Report how many lines below contain the word "Equipment". Give only the number.

— begin —

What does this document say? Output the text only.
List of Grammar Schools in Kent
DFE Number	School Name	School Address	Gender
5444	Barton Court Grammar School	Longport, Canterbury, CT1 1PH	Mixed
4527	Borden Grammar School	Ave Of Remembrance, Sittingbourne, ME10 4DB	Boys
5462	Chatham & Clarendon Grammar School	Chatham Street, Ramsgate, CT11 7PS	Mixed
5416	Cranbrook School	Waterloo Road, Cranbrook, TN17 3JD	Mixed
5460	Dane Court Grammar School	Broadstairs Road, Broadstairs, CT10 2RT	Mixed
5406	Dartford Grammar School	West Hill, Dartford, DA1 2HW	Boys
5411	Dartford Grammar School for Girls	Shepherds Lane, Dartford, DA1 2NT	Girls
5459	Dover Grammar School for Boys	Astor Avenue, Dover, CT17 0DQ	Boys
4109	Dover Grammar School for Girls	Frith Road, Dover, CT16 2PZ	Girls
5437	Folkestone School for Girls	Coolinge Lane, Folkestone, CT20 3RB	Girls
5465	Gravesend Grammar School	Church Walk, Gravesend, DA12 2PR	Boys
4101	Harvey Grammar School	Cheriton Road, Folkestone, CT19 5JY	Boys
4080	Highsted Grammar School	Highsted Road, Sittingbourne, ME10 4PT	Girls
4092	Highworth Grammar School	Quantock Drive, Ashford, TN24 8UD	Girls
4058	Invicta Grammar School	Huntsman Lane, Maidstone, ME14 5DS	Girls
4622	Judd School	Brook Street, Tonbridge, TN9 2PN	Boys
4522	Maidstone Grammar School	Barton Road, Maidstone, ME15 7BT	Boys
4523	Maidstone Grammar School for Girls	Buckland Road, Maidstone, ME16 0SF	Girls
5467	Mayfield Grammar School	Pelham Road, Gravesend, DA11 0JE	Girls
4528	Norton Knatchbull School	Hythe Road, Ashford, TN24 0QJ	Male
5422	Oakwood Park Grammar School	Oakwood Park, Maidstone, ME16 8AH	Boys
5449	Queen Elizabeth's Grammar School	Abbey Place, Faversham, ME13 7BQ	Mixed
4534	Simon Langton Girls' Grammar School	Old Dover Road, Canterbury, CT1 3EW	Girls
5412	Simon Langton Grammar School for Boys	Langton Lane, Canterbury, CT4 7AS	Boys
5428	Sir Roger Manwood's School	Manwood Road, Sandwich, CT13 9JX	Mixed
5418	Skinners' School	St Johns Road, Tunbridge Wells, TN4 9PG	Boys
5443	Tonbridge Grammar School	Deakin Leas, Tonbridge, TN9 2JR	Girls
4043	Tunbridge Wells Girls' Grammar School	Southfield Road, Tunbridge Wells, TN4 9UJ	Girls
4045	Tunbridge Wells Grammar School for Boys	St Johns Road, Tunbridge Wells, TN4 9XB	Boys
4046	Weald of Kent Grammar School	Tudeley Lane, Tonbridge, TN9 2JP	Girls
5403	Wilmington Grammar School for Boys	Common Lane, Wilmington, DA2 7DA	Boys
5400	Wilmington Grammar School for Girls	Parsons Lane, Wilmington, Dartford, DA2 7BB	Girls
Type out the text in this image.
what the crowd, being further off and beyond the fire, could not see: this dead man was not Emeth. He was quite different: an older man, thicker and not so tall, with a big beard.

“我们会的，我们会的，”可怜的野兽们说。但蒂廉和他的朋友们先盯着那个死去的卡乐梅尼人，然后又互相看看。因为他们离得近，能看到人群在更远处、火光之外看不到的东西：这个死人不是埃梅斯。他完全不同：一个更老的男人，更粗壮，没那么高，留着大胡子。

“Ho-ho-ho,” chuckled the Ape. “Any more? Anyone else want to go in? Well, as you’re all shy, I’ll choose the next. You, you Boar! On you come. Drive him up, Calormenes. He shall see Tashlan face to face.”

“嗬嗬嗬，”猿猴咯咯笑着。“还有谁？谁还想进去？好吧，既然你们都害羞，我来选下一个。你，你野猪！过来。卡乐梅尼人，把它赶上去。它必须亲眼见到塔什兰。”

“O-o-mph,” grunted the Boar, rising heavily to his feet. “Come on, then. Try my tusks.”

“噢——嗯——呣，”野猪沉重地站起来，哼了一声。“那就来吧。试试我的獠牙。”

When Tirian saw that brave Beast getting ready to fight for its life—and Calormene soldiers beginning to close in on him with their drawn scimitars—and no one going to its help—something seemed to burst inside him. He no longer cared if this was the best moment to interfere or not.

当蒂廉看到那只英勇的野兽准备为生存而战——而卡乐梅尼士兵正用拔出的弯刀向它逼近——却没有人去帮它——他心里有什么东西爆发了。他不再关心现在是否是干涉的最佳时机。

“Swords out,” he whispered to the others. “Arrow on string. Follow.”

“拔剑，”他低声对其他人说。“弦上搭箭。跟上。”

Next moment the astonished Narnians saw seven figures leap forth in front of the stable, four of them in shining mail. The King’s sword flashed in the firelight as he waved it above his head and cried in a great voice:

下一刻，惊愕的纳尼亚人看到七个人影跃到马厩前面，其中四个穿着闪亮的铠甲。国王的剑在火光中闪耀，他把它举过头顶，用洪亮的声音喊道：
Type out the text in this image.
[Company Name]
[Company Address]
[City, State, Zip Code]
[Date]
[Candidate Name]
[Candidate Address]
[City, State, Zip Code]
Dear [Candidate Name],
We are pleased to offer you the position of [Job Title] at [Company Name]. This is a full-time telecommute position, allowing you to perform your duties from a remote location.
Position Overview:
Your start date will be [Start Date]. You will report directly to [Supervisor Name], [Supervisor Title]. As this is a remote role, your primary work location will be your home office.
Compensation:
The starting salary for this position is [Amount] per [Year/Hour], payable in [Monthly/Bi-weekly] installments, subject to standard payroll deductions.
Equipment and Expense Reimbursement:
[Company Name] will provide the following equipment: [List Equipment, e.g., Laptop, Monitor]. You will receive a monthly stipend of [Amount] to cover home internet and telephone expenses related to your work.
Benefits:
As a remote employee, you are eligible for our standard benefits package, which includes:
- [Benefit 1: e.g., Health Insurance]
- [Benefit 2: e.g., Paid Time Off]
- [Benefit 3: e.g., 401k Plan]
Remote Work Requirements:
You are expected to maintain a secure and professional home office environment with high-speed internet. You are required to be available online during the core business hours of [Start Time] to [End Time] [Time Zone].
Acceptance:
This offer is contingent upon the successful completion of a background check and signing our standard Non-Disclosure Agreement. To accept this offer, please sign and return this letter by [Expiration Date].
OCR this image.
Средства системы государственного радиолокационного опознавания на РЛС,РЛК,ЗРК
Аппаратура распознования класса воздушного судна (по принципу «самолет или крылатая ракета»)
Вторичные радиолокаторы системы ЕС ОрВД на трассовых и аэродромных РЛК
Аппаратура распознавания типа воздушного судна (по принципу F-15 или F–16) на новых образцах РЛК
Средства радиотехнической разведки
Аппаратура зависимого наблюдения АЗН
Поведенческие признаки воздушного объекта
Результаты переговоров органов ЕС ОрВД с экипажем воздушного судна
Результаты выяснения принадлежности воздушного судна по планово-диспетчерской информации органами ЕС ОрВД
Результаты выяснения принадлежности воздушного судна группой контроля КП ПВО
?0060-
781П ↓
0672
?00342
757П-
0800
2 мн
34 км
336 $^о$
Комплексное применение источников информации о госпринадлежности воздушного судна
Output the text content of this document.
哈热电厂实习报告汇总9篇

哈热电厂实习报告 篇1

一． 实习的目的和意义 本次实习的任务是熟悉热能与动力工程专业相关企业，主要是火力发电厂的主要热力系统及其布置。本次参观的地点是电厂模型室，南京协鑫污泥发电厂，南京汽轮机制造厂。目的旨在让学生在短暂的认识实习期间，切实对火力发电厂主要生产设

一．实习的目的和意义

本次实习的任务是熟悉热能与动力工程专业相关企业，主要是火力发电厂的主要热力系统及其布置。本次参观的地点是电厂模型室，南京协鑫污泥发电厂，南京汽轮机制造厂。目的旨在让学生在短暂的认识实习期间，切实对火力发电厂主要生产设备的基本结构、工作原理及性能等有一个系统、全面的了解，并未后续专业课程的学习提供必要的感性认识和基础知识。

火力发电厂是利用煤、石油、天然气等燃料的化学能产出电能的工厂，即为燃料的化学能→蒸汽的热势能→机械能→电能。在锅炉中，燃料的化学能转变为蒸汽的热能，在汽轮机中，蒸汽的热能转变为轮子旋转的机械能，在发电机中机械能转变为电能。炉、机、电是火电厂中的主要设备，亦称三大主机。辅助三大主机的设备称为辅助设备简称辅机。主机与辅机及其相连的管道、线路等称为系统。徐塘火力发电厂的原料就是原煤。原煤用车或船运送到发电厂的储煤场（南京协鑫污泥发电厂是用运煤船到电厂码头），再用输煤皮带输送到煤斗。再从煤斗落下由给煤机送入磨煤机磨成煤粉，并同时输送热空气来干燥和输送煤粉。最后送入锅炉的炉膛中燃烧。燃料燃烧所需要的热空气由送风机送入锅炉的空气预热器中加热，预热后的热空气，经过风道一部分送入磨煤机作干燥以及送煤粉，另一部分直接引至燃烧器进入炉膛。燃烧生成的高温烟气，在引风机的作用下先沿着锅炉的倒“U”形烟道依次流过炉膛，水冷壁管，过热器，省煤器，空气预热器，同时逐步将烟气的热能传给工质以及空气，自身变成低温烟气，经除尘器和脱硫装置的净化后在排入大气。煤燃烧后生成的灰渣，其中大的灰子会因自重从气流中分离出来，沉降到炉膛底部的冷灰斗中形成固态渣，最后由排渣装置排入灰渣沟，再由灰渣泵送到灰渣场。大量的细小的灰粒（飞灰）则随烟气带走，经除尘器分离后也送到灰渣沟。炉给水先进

— end —

Exercise output: 2